* _Written tasks_:
1. Why does the passage on the RNC morphological standard sometimes depart from Zalizniak's model? Answer in one to three sentences.
2. Please answer these questions from the passage on the RNC morphological standard:
(a) How many fields, or groups of tags, make up the morphological information assigned to a wordform?
(b) What is shown in the tooltip for a wordform in the disambiguated corpus?
(c) Which tag marks common gender?
3. Extend the passage on the RNC morphological standard, picking up right after its final line.

* _Text segment_:
[Start]
Morphology
The morphological standard of the RNC

The presentation of morphological information (part of speech, gender, case, aspect, etc.) in the Corpus is mainly based on the morphological model suggested by Zalizniak in the Grammatical dictionary of Russian (Moscow, 1977; 4th ed. Moscow, 2003). Nevertheless, the specifics of the Corpus as a universal language research tool require in some cases different solutions; every departure away from Zalizniak's model is motivated by such specific requirements.

The structure of morphological information

Morphological information assigned to a wordform consists of four fields, or groups of tags:

  1.  Lexeme (a dictionary form of the lexeme and the part of speech to which it belongs).
  2.  A variety of the lexeme's grammatical features, known as word-classifying features (for example, gender for nouns and transitivity for verbs).
  3.  A variety of the wordform's grammatical features, known as word-altering features (for example, case for nouns and number for verbs).
  4.  Information concerning non-standard forms of the word-form, orthographic variations, etc.

Morphological analysis (or a number of them), assigned to the lexeme as a part of the search result, is displayed as a tooltip when the mouse cursor is over the wordform. In the disambiguated corpus the full analysis is displayed, in the rest of the corpus the lexeme and the part of speech is displayed.

The metalanguage of the grammatical features is based on a set of tags, designed with a foreign audience in mind. It is also possible to search using traditional Russian names of grammatical categories.

The following is the inventory of grammatical tags used in the Corpus, with examples in brackets.

Parts of speech
S noun
A adjective
NUM numeral
ANUM numeral
V verb
ADV adverb
PRAEDIC predicative (жаль, хорошо, пора)
PARENTH parenthesis (кстати, по-моему)
SPRO pronoun (она, что)
APRO adjectival pronoun (который, твой)
ADVPRO adverbial pronoun (где, вот)
PRAEDICPRO predicative pronoun (некого, нечего)
PR preposition (под, напротив)
CONJ conjunction (и, чтобы)
PART particle (бы, же, пусть)
INTJ interjection (увы, батюшки)
Grammatical categories
Gender
m masculine (работник, стол)
f feminine (работница, табуретка)
m-f common (задира, пьяница)
n neuter (животное, озеро)
Animacy
anim animate (человек, ангел, утопленник)
inan inanimate (рука, облако, культура)
Number
sg singular (яблоко, гордость)
pl plural (яблоки, ножницы, детишки)
Case
nom nominative (голова, сын, степь, сани, который)
gen genitive (головы, сына, степи, саней, которого)
dat genitive (головы, сына, степи, саней, которого)
acc accusative (голову, сына, степь, сани, который/которого)
ins instrumental (головой, сыном, степью, санями, которым)
loc locative ([о] голове, сыне, степи, санях, котором)
[End]
* _Data extract_:
[Start]
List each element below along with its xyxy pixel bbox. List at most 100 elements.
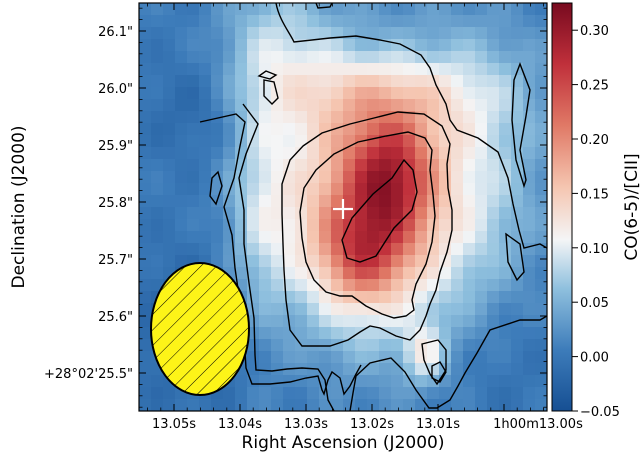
[End]
* _Set of answers_:
1. The Corpus is meant as a universal language research tool, and its specific requirements sometimes call for solutions different from Zalizniak's. Each departure from his model is motivated by those requirements.

2.
(a) Four.
(b) The full analysis.
(c) m-f

3.
gen2 second genitive (чашка чаю)
acc2 second accusative (постричься в монахи; по два человека)
loc2 second locative (в лесу, на оси́)
voc vocative (Господи, Серёж, ребят)
adnum “count form”, or adnumerative (два часа́, три шара́)
Short/Full form
brev short form (высок, нежна, прочны, рад)
plen full form (высокий, нежная, прочные, морской)
Degree
comp comparative (глубже)
comp2 prefix по + comparative (поглубже)
supr superlative (глубочайший)
Aspect
pf perfective (пошёл, встречу)
ipf imperfective (ходил, встречаю)
Transitivity
intr intransitive (ходить, вариться)
tran transitive (вести, варить)
Voice
act active (разрушил, разрушивший)
pass passive (adjectival participles only: разрушаемый, разрушенный)
med middle (verbs ending in -ся: разрушился)
Verb form
inf infinitive (украшать)
partcp participle (украшенный)
ger gerund (украшая)
Mood
indic indicative (украшаю, украшал, украшу)
imper imperative (украшай)
imper2 1st person plural imperative ending in -те (идемте)
Tense
praet past (украшали, украшавший, украсив)
praes present (украшаем, украшающий, украшая)
fut future (украсим)
Person
1p first person (украшаю)
2p second person (украшаешь)
3p third person (украшает)
Other features
persn first name (Иван, Дарья, Леопольд, Эстер, Гомер, Маугли)
patrn patronymic (Иванович, Павловна)
famn family name (Николаев, Волконская, Гумбольдт)
0 indeclinable (шоссе, Седых)

A number of these tags, namely second accusative, vocative, count form, prefix по- + comparative, common gender, transitivity, and indeclinability, are only available for the disambiguated corpus.

Multiple analyses

In certain cases the tagging will show multiple morphological analyses for one wordform. Such cases are:

  • Adjectives matching participles (открытый), where both the adjective lexeme (открытый) and the verb (открыть) are suggested.

  • In cases where an unambiguous choice of a lexeme or grammatical meaning is impossible in the context (не видел родного отца – gen/acc, манекену – anim/inan, спазмами – lexemes спазм/спазма).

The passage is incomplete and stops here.